Stored data:
:::::

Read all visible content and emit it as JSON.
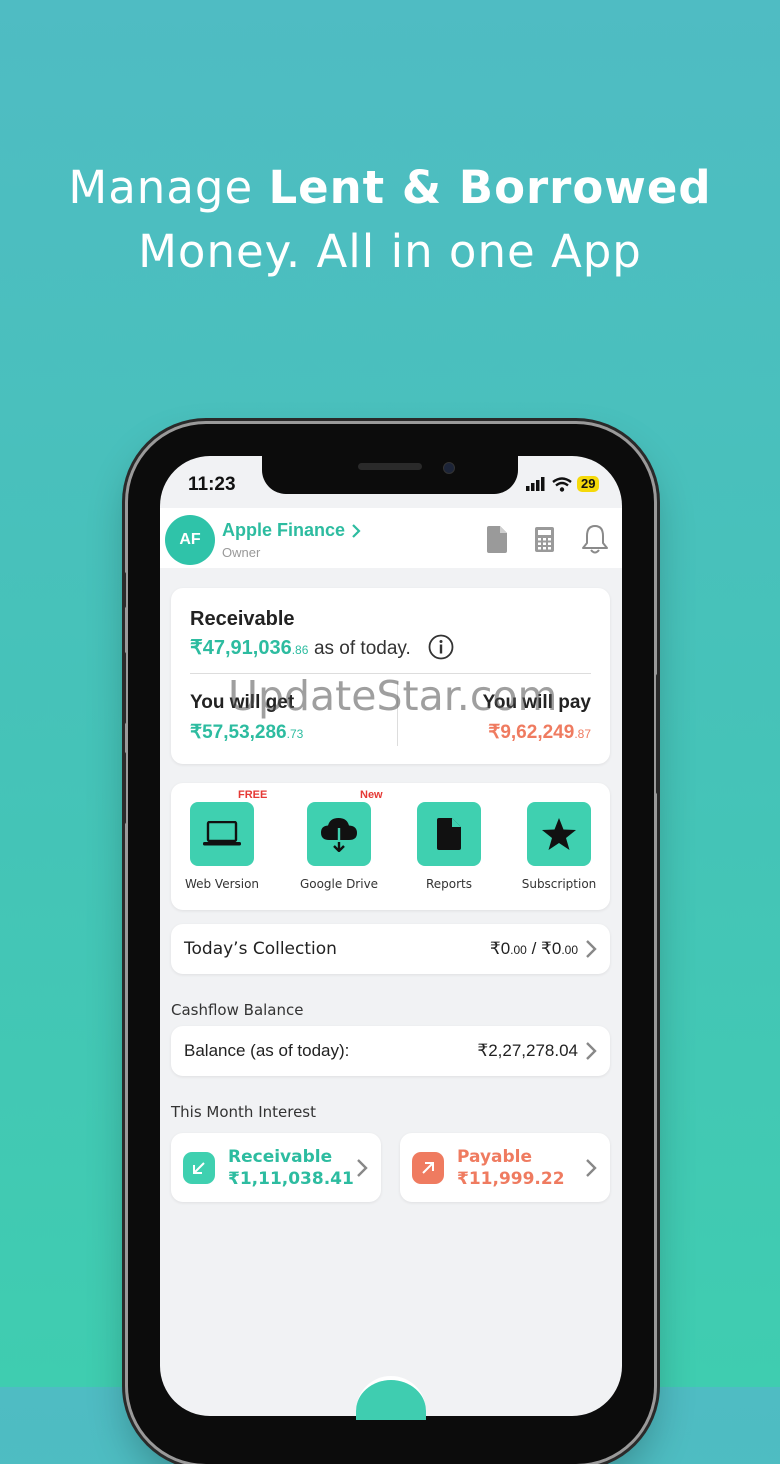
{
  "headline": {
    "line1_regular": "Manage ",
    "line1_bold": "Lent & Borrowed",
    "line2": "Money. All in one App"
  },
  "status_bar": {
    "time": "11:23",
    "battery": "29"
  },
  "header": {
    "avatar_initials": "AF",
    "business_name": "Apple Finance",
    "role": "Owner"
  },
  "summary": {
    "title": "Receivable",
    "total_main": "₹47,91,036",
    "total_decimal": ".86",
    "total_suffix": "as of today.",
    "get_label": "You will get",
    "get_main": "₹57,53,286",
    "get_decimal": ".73",
    "pay_label": "You will pay",
    "pay_main": "₹9,62,249",
    "pay_decimal": ".87"
  },
  "quick_actions": [
    {
      "label": "Web Version",
      "badge": "FREE",
      "icon": "laptop-icon"
    },
    {
      "label": "Google Drive",
      "badge": "New",
      "icon": "cloud-download-icon"
    },
    {
      "label": "Reports",
      "badge": "",
      "icon": "document-icon"
    },
    {
      "label": "Subscription",
      "badge": "",
      "icon": "star-icon"
    }
  ],
  "todays_collection": {
    "label": "Today’s Collection",
    "v1_main": "₹0",
    "v1_dec": ".00",
    "sep": " / ",
    "v2_main": "₹0",
    "v2_dec": ".00"
  },
  "cashflow": {
    "section_title": "Cashflow Balance",
    "label": "Balance (as of today):",
    "value": "₹2,27,278.04"
  },
  "interest": {
    "section_title": "This Month Interest",
    "receivable_label": "Receivable",
    "receivable_value": "₹1,11,038.41",
    "payable_label": "Payable",
    "payable_value": "₹11,999.22"
  },
  "watermark": "UpdateStar.com",
  "colors": {
    "accent": "#2dbca0",
    "tile": "#3fd0b0",
    "payable": "#ef7b60",
    "badge": "#e53935"
  }
}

:::::

Problem description: The records above are to be restated exactly, without their pictures.

Final result:
Read all visible content and emit it as JSON.
{
  "headline": {
    "line1_regular": "Manage ",
    "line1_bold": "Lent & Borrowed",
    "line2": "Money. All in one App"
  },
  "status_bar": {
    "time": "11:23",
    "battery": "29"
  },
  "header": {
    "avatar_initials": "AF",
    "business_name": "Apple Finance",
    "role": "Owner"
  },
  "summary": {
    "title": "Receivable",
    "total_main": "₹47,91,036",
    "total_decimal": ".86",
    "total_suffix": "as of today.",
    "get_label": "You will get",
    "get_main": "₹57,53,286",
    "get_decimal": ".73",
    "pay_label": "You will pay",
    "pay_main": "₹9,62,249",
    "pay_decimal": ".87"
  },
  "quick_actions": [
    {
      "label": "Web Version",
      "badge": "FREE",
      "icon": "laptop-icon"
    },
    {
      "label": "Google Drive",
      "badge": "New",
      "icon": "cloud-download-icon"
    },
    {
      "label": "Reports",
      "badge": "",
      "icon": "document-icon"
    },
    {
      "label": "Subscription",
      "badge": "",
      "icon": "star-icon"
    }
  ],
  "todays_collection": {
    "label": "Today’s Collection",
    "v1_main": "₹0",
    "v1_dec": ".00",
    "sep": " / ",
    "v2_main": "₹0",
    "v2_dec": ".00"
  },
  "cashflow": {
    "section_title": "Cashflow Balance",
    "label": "Balance (as of today):",
    "value": "₹2,27,278.04"
  },
  "interest": {
    "section_title": "This Month Interest",
    "receivable_label": "Receivable",
    "receivable_value": "₹1,11,038.41",
    "payable_label": "Payable",
    "payable_value": "₹11,999.22"
  },
  "watermark": "UpdateStar.com",
  "colors": {
    "accent": "#2dbca0",
    "tile": "#3fd0b0",
    "payable": "#ef7b60",
    "badge": "#e53935"
  }
}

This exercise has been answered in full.